Collection entries
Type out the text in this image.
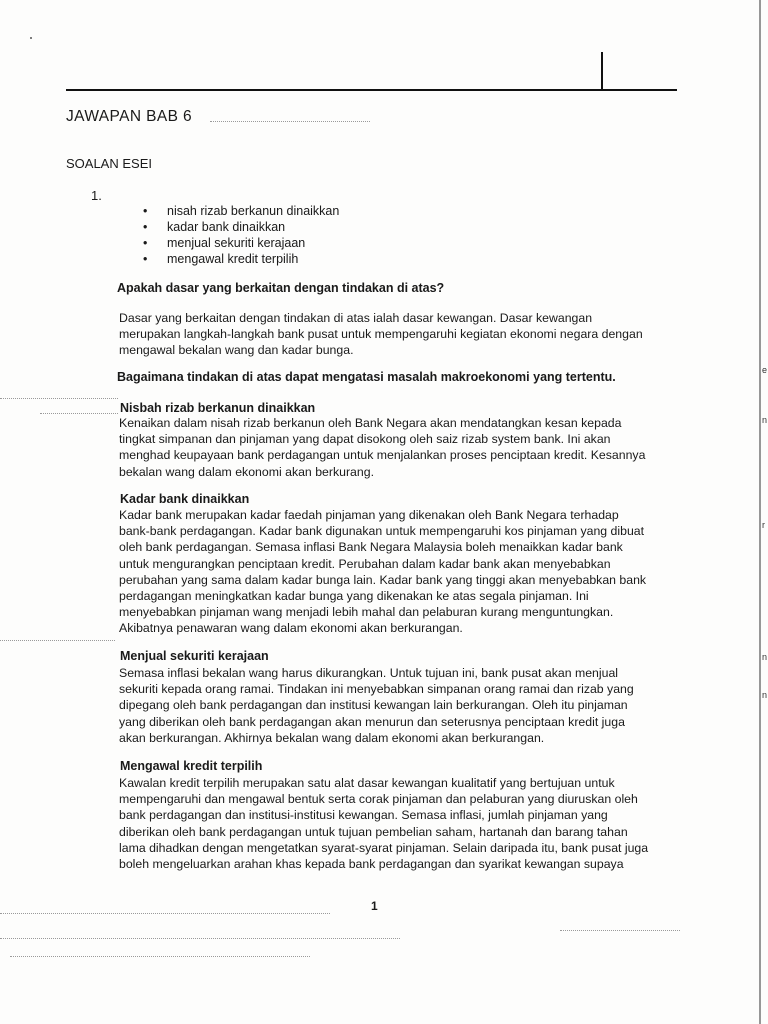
JAWAPAN BAB 6
SOALAN ESEI
1.
• nisah rizab berkanun dinaikkan
• kadar bank dinaikkan
• menjual sekuriti kerajaan
• mengawal kredit terpilih

Apakah dasar yang berkaitan dengan tindakan di atas?

Dasar yang berkaitan dengan tindakan di atas ialah dasar kewangan. Dasar kewangan
merupakan langkah-langkah bank pusat untuk mempengaruhi kegiatan ekonomi negara dengan
mengawal bekalan wang dan kadar bunga.

Bagaimana tindakan di atas dapat mengatasi masalah makroekonomi yang tertentu.

Nisbah rizab berkanun dinaikkan

Kenaikan dalam nisah rizab berkanun oleh Bank Negara akan mendatangkan kesan kepada
tingkat simpanan dan pinjaman yang dapat disokong oleh saiz rizab system bank. Ini akan
menghad keupayaan bank perdagangan untuk menjalankan proses penciptaan kredit. Kesannya
bekalan wang dalam ekonomi akan berkurang.

Kadar bank dinaikkan

Kadar bank merupakan kadar faedah pinjaman yang dikenakan oleh Bank Negara terhadap
bank-bank perdagangan. Kadar bank digunakan untuk mempengaruhi kos pinjaman yang dibuat
oleh bank perdagangan. Semasa inflasi Bank Negara Malaysia boleh menaikkan kadar bank
untuk mengurangkan penciptaan kredit. Perubahan dalam kadar bank akan menyebabkan
perubahan yang sama dalam kadar bunga lain. Kadar bank yang tinggi akan menyebabkan bank
perdagangan meningkatkan kadar bunga yang dikenakan ke atas segala pinjaman. Ini
menyebabkan pinjaman wang menjadi lebih mahal dan pelaburan kurang menguntungkan.
Akibatnya penawaran wang dalam ekonomi akan berkurangan.

Menjual sekuriti kerajaan

Semasa inflasi bekalan wang harus dikurangkan. Untuk tujuan ini, bank pusat akan menjual
sekuriti kepada orang ramai. Tindakan ini menyebabkan simpanan orang ramai dan rizab yang
dipegang oleh bank perdagangan dan institusi kewangan lain berkurangan. Oleh itu pinjaman
yang diberikan oleh bank perdagangan akan menurun dan seterusnya penciptaan kredit juga
akan berkurangan. Akhirnya bekalan wang dalam ekonomi akan berkurangan.

Mengawal kredit terpilih

Kawalan kredit terpilih merupakan satu alat dasar kewangan kualitatif yang bertujuan untuk
mempengaruhi dan mengawal bentuk serta corak pinjaman dan pelaburan yang diuruskan oleh
bank perdagangan dan institusi-institusi kewangan. Semasa inflasi, jumlah pinjaman yang
diberikan oleh bank perdagangan untuk tujuan pembelian saham, hartanah dan barang tahan
lama dihadkan dengan mengetatkan syarat-syarat pinjaman. Selain daripada itu, bank pusat juga
boleh mengeluarkan arahan khas kepada bank perdagangan dan syarikat kewangan supaya

1
e
n
r
n
n
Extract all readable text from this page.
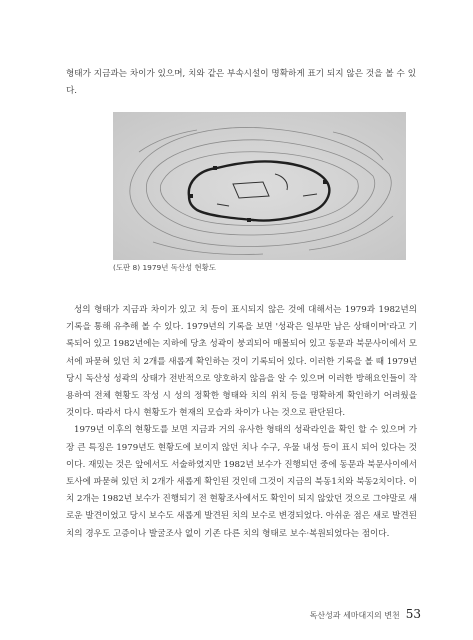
형태가 지금과는 차이가 있으며, 치와 같은 부속시설이 명확하게 표기 되지 않은 것을 볼 수 있다.

(도판 8) 1979년 독산성 현황도

성의 형태가 지금과 차이가 있고 치 등이 표시되지 않은 것에 대해서는 1979과 1982년의 기록을 통해 유추해 볼 수 있다. 1979년의 기록을 보면 '성곽은 일부만 남은 상태이며'라고 기록되어 있고 1982년에는 지하에 당초 성곽이 붕괴되어 매몰되어 있고 동문과 북문사이에서 모서에 파묻혀 있던 치 2개를 새롭게 확인하는 것이 기록되어 있다. 이러한 기록을 볼 때 1979년 당시 독산성 성곽의 상태가 전반적으로 양호하지 않음을 알 수 있으며 이러한 방해요인들이 작용하여 전체 현황도 작성 시 성의 정확한 형태와 치의 위치 등을 명확하게 확인하기 어려웠을 것이다. 따라서 다시 현황도가 현재의 모습과 차이가 나는 것으로 판단된다.

1979년 이후의 현황도를 보면 지금과 거의 유사한 형태의 성곽라인을 확인 할 수 있으며 가장 큰 특징은 1979년도 현황도에 보이지 않던 치나 수구, 우물 내성 등이 표시 되어 있다는 것이다. 재밌는 것은 앞에서도 서술하였지만 1982년 보수가 진행되던 중에 동문과 북문사이에서 토사에 파묻혀 있던 치 2개가 새롭게 확인된 것인데 그것이 지금의 북동1치와 북동2치이다. 이 치 2개는 1982년 보수가 진행되기 전 현황조사에서도 확인이 되지 않았던 것으로 그야말로 새로운 발견이었고 당시 보수도 새롭게 발견된 치의 보수로 변경되었다. 아쉬운 점은 새로 발견된 치의 경우도 고증이나 발굴조사 없이 기존 다른 치의 형태로 보수·복원되었다는 점이다.

독산성과 세마대지의 변천 53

- **AIM**
Write out an exact copy of the lines beginning at the line that contains "Extract all readable text from this page." and ending at the last line of the listing. Exclude pictures.

- **EXPECTED OUTPUT**
Extract all readable text from this page.
형태가 지금과는 차이가 있으며, 치와 같은 부속시설이 명확하게 표기 되지 않은 것을 볼 수 있다.

(도판 8) 1979년 독산성 현황도

성의 형태가 지금과 차이가 있고 치 등이 표시되지 않은 것에 대해서는 1979과 1982년의 기록을 통해 유추해 볼 수 있다. 1979년의 기록을 보면 '성곽은 일부만 남은 상태이며'라고 기록되어 있고 1982년에는 지하에 당초 성곽이 붕괴되어 매몰되어 있고 동문과 북문사이에서 모서에 파묻혀 있던 치 2개를 새롭게 확인하는 것이 기록되어 있다. 이러한 기록을 볼 때 1979년 당시 독산성 성곽의 상태가 전반적으로 양호하지 않음을 알 수 있으며 이러한 방해요인들이 작용하여 전체 현황도 작성 시 성의 정확한 형태와 치의 위치 등을 명확하게 확인하기 어려웠을 것이다. 따라서 다시 현황도가 현재의 모습과 차이가 나는 것으로 판단된다.

1979년 이후의 현황도를 보면 지금과 거의 유사한 형태의 성곽라인을 확인 할 수 있으며 가장 큰 특징은 1979년도 현황도에 보이지 않던 치나 수구, 우물 내성 등이 표시 되어 있다는 것이다. 재밌는 것은 앞에서도 서술하였지만 1982년 보수가 진행되던 중에 동문과 북문사이에서 토사에 파묻혀 있던 치 2개가 새롭게 확인된 것인데 그것이 지금의 북동1치와 북동2치이다. 이 치 2개는 1982년 보수가 진행되기 전 현황조사에서도 확인이 되지 않았던 것으로 그야말로 새로운 발견이었고 당시 보수도 새롭게 발견된 치의 보수로 변경되었다. 아쉬운 점은 새로 발견된 치의 경우도 고증이나 발굴조사 없이 기존 다른 치의 형태로 보수·복원되었다는 점이다.

독산성과 세마대지의 변천 53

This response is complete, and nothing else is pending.